SELECTION

Skip to content

Vector-Based Similarity Search

YokedCache 0.2.0 introduces advanced vector-based similarity search capabilities, enabling semantic search across your cached data. This feature goes beyond traditional string matching to provide intelligent, context-aware search results.

Table of Contents

Overview

Traditional fuzzy search relies on string similarity metrics like Levenshtein distance. Vector-based similarity search uses machine learning techniques to understand the semantic meaning of your data, providing more relevant and intelligent search results.

JOBS
1 - Return a passage from the vector search page word for word, beginning at the words that have "Skip to content" and stopping after "context-aware search results.".
2 - Answer these questions from the vector search page:
(a) Which version of YokedCache introduces vector-based similarity search?
(b) What string similarity metric does traditional fuzzy search rely on?
(c) What does vector-based similarity search use to understand the semantic meaning of data?
3 - Extend the vector search page with new text that picks up after its final sentence.
The data is not needed for this work.

COLLECTED MATERIAL
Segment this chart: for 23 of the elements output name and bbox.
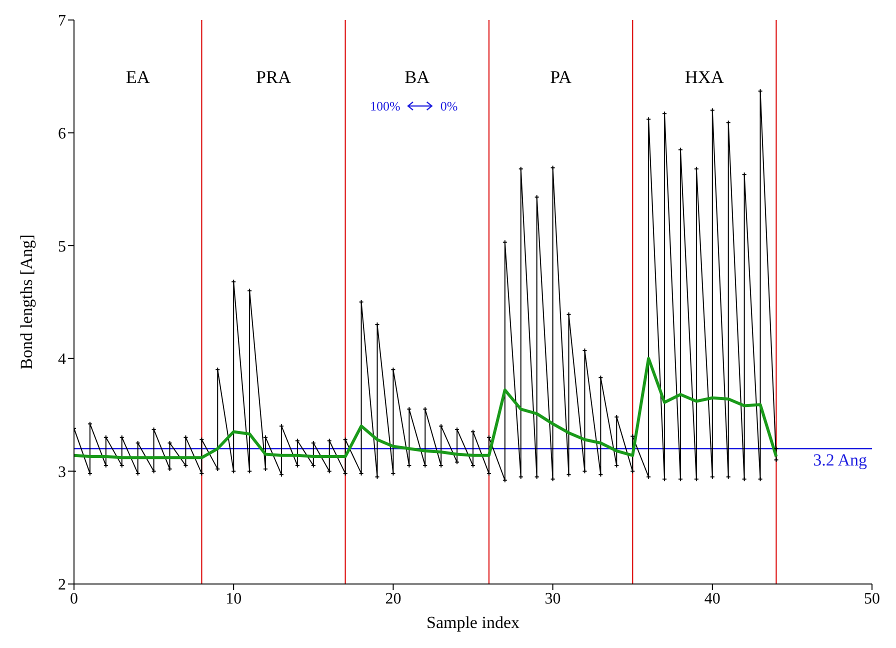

EXERCISE RESULTS
1 -
Skip to content

Vector-Based Similarity Search

YokedCache 0.2.0 introduces advanced vector-based similarity search capabilities, enabling semantic search across your cached data. This feature goes beyond traditional string matching to provide intelligent, context-aware search results.

2 -
(a) YokedCache 0.2.0
(b) Levenshtein distance
(c) Machine learning techniques

3 -
Key Features

  • Semantic Understanding: Finds conceptually related content, not just string matches
  • Multiple Similarity Methods: Cosine, Euclidean, and Manhattan distance calculations
  • TF-IDF Vectorization: Converts text to numerical vectors for comparison
  • Configurable Parameters: Fine-tune search behavior for your specific use case
  • Real-time Updates: Automatically updates search index when cache data changes
  • Redis Integration: Optional Redis-backed vector storage for distributed systems

Use Cases

  • Content Discovery: Find related articles, products, or documents
  • Recommendation Systems: Suggest similar items based on user behavior
  • Data Deduplication: Identify duplicate or near-duplicate content
  • Smart Search: Provide search results that understand user intent
  • Data Analysis: Group and analyze similar data patterns

How It Works

1. Text Extraction

The system extracts searchable text from cache keys and values:

# For key-value pairs
key = "user:123"
value = {"name": "Alice Smith", "role": "engineer", "skills": ["python", "redis"]}

# Extracted text
searchable_text = "user:123 name:Alice Smith role:engineer skills:python,redis"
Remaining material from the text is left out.